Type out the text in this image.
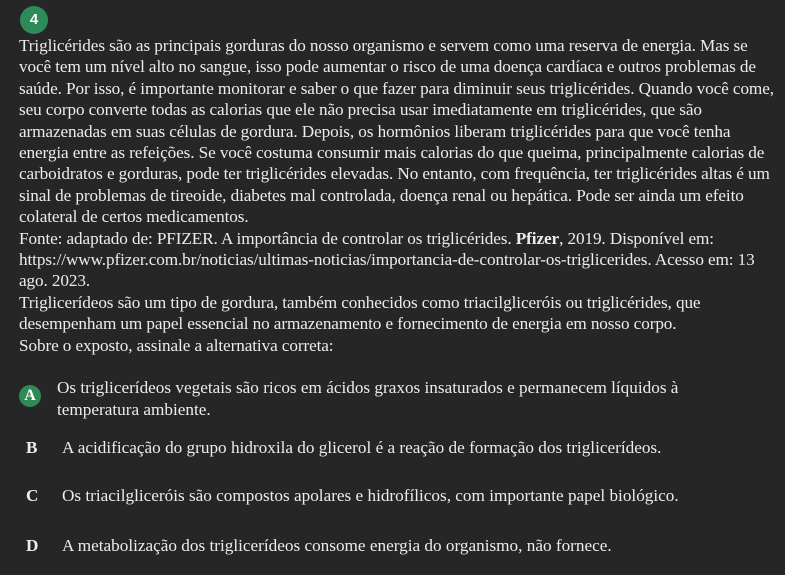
4

Triglicérides são as principais gorduras do nosso organismo e servem como uma reserva de energia. Mas se você tem um nível alto no sangue, isso pode aumentar o risco de uma doença cardíaca e outros problemas de saúde. Por isso, é importante monitorar e saber o que fazer para diminuir seus triglicérides. Quando você come, seu corpo converte todas as calorias que ele não precisa usar imediatamente em triglicérides, que são armazenadas em suas células de gordura. Depois, os hormônios liberam triglicérides para que você tenha energia entre as refeições. Se você costuma consumir mais calorias do que queima, principalmente calorias de carboidratos e gorduras, pode ter triglicérides elevadas. No entanto, com frequência, ter triglicérides altas é um sinal de problemas de tireoide, diabetes mal controlada, doença renal ou hepática. Pode ser ainda um efeito colateral de certos medicamentos.

Fonte: adaptado de: PFIZER. A importância de controlar os triglicérides. Pfizer, 2019. Disponível em: https://www.pfizer.com.br/noticias/ultimas-noticias/importancia-de-controlar-os-triglicerides. Acesso em: 13 ago. 2023.

Triglicerídeos são um tipo de gordura, também conhecidos como triacilgliceróis ou triglicérides, que desempenham um papel essencial no armazenamento e fornecimento de energia em nosso corpo.

Sobre o exposto, assinale a alternativa correta:

A	Os triglicerídeos vegetais são ricos em ácidos graxos insaturados e permanecem líquidos à temperatura ambiente.
B	A acidificação do grupo hidroxila do glicerol é a reação de formação dos triglicerídeos.
C	Os triacilgliceróis são compostos apolares e hidrofílicos, com importante papel biológico.
D	A metabolização dos triglicerídeos consome energia do organismo, não fornece.
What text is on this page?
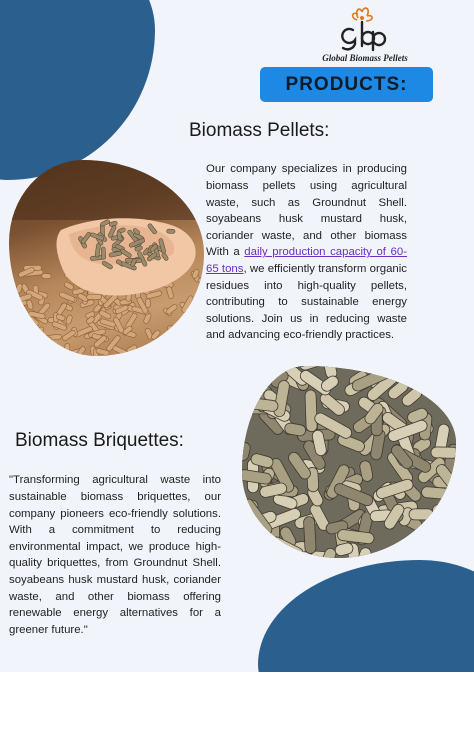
Global Biomass Pellets
PRODUCTS:
Biomass Pellets:

Our company specializes in producing biomass pellets using agricultural waste, such as Groundnut Shell. soyabeans husk mustard husk, coriander waste, and other biomass With a daily production capacity of 60-65 tons, we efficiently transform organic residues into high-quality pellets, contributing to sustainable energy solutions. Join us in reducing waste and advancing eco-friendly practices.

Biomass Briquettes:

"Transforming agricultural waste into sustainable biomass briquettes, our company pioneers eco-friendly solutions. With a commitment to reducing environmental impact, we produce high-quality briquettes, from Groundnut Shell. soyabeans husk mustard husk, coriander waste, and other biomass offering renewable energy alternatives for a greener future."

Given instruction: Show the lines of the data that hold the word "gordura".

Solved exercise:
Triglicérides são as principais gorduras do nosso organismo e servem como uma reserva de energia. Mas se você tem um nível alto no sangue, isso pode aumentar o risco de uma doença cardíaca e outros problemas de saúde. Por isso, é importante monitorar e saber o que fazer para diminuir seus triglicérides. Quando você come, seu corpo converte todas as calorias que ele não precisa usar imediatamente em triglicérides, que são armazenadas em suas células de gordura. Depois, os hormônios liberam triglicérides para que você tenha energia entre as refeições. Se você costuma consumir mais calorias do que queima, principalmente calorias de carboidratos e gorduras, pode ter triglicérides elevadas. No entanto, com frequência, ter triglicérides altas é um sinal de problemas de tireoide, diabetes mal controlada, doença renal ou hepática. Pode ser ainda um efeito colateral de certos medicamentos.
Triglicerídeos são um tipo de gordura, também conhecidos como triacilgliceróis ou triglicérides, que desempenham um papel essencial no armazenamento e fornecimento de energia em nosso corpo.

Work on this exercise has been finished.